— Dataset content —
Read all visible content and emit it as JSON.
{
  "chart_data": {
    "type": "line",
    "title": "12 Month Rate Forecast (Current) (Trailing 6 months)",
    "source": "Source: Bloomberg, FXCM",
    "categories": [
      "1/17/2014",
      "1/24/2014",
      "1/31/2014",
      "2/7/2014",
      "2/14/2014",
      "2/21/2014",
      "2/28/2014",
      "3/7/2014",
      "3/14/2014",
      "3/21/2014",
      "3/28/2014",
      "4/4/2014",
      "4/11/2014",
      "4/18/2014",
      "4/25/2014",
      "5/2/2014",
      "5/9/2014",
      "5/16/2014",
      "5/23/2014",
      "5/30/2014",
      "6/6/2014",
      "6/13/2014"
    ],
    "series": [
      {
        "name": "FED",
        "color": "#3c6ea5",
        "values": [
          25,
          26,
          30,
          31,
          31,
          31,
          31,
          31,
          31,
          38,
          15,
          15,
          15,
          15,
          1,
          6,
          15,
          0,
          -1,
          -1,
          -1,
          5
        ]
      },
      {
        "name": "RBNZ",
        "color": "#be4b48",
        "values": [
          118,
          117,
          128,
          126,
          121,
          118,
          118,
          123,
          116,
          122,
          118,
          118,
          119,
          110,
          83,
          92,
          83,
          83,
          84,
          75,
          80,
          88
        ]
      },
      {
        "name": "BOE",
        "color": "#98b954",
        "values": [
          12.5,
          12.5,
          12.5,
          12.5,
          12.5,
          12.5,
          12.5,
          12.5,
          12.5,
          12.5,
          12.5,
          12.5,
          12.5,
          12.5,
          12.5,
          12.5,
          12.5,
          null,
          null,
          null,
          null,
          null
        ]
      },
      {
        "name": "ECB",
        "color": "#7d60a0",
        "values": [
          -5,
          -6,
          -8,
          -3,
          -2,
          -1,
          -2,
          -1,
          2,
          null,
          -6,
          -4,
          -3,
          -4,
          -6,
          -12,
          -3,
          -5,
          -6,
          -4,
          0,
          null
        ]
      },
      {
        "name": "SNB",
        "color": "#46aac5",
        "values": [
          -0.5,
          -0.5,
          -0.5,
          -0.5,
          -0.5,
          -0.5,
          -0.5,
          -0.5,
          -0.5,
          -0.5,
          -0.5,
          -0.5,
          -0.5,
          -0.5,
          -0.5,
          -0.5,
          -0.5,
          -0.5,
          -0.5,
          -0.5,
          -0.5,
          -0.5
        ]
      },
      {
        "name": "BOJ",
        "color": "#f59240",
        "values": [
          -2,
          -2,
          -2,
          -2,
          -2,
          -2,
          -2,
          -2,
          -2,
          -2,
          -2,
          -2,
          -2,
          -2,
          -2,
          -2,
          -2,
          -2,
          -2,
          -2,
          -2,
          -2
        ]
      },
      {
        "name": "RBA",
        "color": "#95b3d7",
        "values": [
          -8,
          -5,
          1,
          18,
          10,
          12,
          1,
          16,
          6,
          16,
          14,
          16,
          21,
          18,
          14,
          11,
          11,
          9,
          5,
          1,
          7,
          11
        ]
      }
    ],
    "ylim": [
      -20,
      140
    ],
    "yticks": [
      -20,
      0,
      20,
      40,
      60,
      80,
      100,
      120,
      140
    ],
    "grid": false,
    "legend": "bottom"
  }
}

— Given instruction —
Your task is to reproduce all of the records exactly.

— Reply —
Read all visible content and emit it as JSON.
{
  "chart_data": {
    "type": "line",
    "title": "12 Month Rate Forecast (Current) (Trailing 6 months)",
    "source": "Source: Bloomberg, FXCM",
    "categories": [
      "1/17/2014",
      "1/24/2014",
      "1/31/2014",
      "2/7/2014",
      "2/14/2014",
      "2/21/2014",
      "2/28/2014",
      "3/7/2014",
      "3/14/2014",
      "3/21/2014",
      "3/28/2014",
      "4/4/2014",
      "4/11/2014",
      "4/18/2014",
      "4/25/2014",
      "5/2/2014",
      "5/9/2014",
      "5/16/2014",
      "5/23/2014",
      "5/30/2014",
      "6/6/2014",
      "6/13/2014"
    ],
    "series": [
      {
        "name": "FED",
        "color": "#3c6ea5",
        "values": [
          25,
          26,
          30,
          31,
          31,
          31,
          31,
          31,
          31,
          38,
          15,
          15,
          15,
          15,
          1,
          6,
          15,
          0,
          -1,
          -1,
          -1,
          5
        ]
      },
      {
        "name": "RBNZ",
        "color": "#be4b48",
        "values": [
          118,
          117,
          128,
          126,
          121,
          118,
          118,
          123,
          116,
          122,
          118,
          118,
          119,
          110,
          83,
          92,
          83,
          83,
          84,
          75,
          80,
          88
        ]
      },
      {
        "name": "BOE",
        "color": "#98b954",
        "values": [
          12.5,
          12.5,
          12.5,
          12.5,
          12.5,
          12.5,
          12.5,
          12.5,
          12.5,
          12.5,
          12.5,
          12.5,
          12.5,
          12.5,
          12.5,
          12.5,
          12.5,
          null,
          null,
          null,
          null,
          null
        ]
      },
      {
        "name": "ECB",
        "color": "#7d60a0",
        "values": [
          -5,
          -6,
          -8,
          -3,
          -2,
          -1,
          -2,
          -1,
          2,
          null,
          -6,
          -4,
          -3,
          -4,
          -6,
          -12,
          -3,
          -5,
          -6,
          -4,
          0,
          null
        ]
      },
      {
        "name": "SNB",
        "color": "#46aac5",
        "values": [
          -0.5,
          -0.5,
          -0.5,
          -0.5,
          -0.5,
          -0.5,
          -0.5,
          -0.5,
          -0.5,
          -0.5,
          -0.5,
          -0.5,
          -0.5,
          -0.5,
          -0.5,
          -0.5,
          -0.5,
          -0.5,
          -0.5,
          -0.5,
          -0.5,
          -0.5
        ]
      },
      {
        "name": "BOJ",
        "color": "#f59240",
        "values": [
          -2,
          -2,
          -2,
          -2,
          -2,
          -2,
          -2,
          -2,
          -2,
          -2,
          -2,
          -2,
          -2,
          -2,
          -2,
          -2,
          -2,
          -2,
          -2,
          -2,
          -2,
          -2
        ]
      },
      {
        "name": "RBA",
        "color": "#95b3d7",
        "values": [
          -8,
          -5,
          1,
          18,
          10,
          12,
          1,
          16,
          6,
          16,
          14,
          16,
          21,
          18,
          14,
          11,
          11,
          9,
          5,
          1,
          7,
          11
        ]
      }
    ],
    "ylim": [
      -20,
      140
    ],
    "yticks": [
      -20,
      0,
      20,
      40,
      60,
      80,
      100,
      120,
      140
    ],
    "grid": false,
    "legend": "bottom"
  }
}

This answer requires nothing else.